— START OF Material shown —
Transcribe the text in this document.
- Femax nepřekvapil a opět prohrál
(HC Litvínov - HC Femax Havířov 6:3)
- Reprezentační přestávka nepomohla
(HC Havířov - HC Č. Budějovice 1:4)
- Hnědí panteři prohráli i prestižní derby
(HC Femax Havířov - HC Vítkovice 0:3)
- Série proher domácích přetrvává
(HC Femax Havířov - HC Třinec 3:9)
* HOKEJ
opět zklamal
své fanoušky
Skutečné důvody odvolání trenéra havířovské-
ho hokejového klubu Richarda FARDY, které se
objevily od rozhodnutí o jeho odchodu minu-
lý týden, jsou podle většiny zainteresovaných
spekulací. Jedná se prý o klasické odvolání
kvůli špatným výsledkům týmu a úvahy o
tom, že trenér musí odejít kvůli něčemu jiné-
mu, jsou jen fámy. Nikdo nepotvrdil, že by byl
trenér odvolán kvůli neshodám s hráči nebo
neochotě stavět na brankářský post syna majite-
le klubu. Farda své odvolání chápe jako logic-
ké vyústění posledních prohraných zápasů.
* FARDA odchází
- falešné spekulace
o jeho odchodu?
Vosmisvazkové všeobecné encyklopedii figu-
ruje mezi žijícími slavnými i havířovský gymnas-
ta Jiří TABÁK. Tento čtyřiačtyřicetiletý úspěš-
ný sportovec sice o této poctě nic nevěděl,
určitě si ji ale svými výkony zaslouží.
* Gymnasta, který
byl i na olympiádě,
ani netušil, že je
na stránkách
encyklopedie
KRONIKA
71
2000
— END OF Material shown —
Output each record exactly, leaving nothing out.

* [Written solution]:
Transcribe the text in this document.
- Femax nepřekvapil a opět prohrál
(HC Litvínov - HC Femax Havířov 6:3)
- Reprezentační přestávka nepomohla
(HC Havířov - HC Č. Budějovice 1:4)
- Hnědí panteři prohráli i prestižní derby
(HC Femax Havířov - HC Vítkovice 0:3)
- Série proher domácích přetrvává
(HC Femax Havířov - HC Třinec 3:9)
* HOKEJ
opět zklamal
své fanoušky
Skutečné důvody odvolání trenéra havířovské-
ho hokejového klubu Richarda FARDY, které se
objevily od rozhodnutí o jeho odchodu minu-
lý týden, jsou podle většiny zainteresovaných
spekulací. Jedná se prý o klasické odvolání
kvůli špatným výsledkům týmu a úvahy o
tom, že trenér musí odejít kvůli něčemu jiné-
mu, jsou jen fámy. Nikdo nepotvrdil, že by byl
trenér odvolán kvůli neshodám s hráči nebo
neochotě stavět na brankářský post syna majite-
le klubu. Farda své odvolání chápe jako logic-
ké vyústění posledních prohraných zápasů.
* FARDA odchází
- falešné spekulace
o jeho odchodu?
Vosmisvazkové všeobecné encyklopedii figu-
ruje mezi žijícími slavnými i havířovský gymnas-
ta Jiří TABÁK. Tento čtyřiačtyřicetiletý úspěš-
ný sportovec sice o této poctě nic nevěděl,
určitě si ji ale svými výkony zaslouží.
* Gymnasta, který
byl i na olympiádě,
ani netušil, že je
na stránkách
encyklopedie
KRONIKA
71
2000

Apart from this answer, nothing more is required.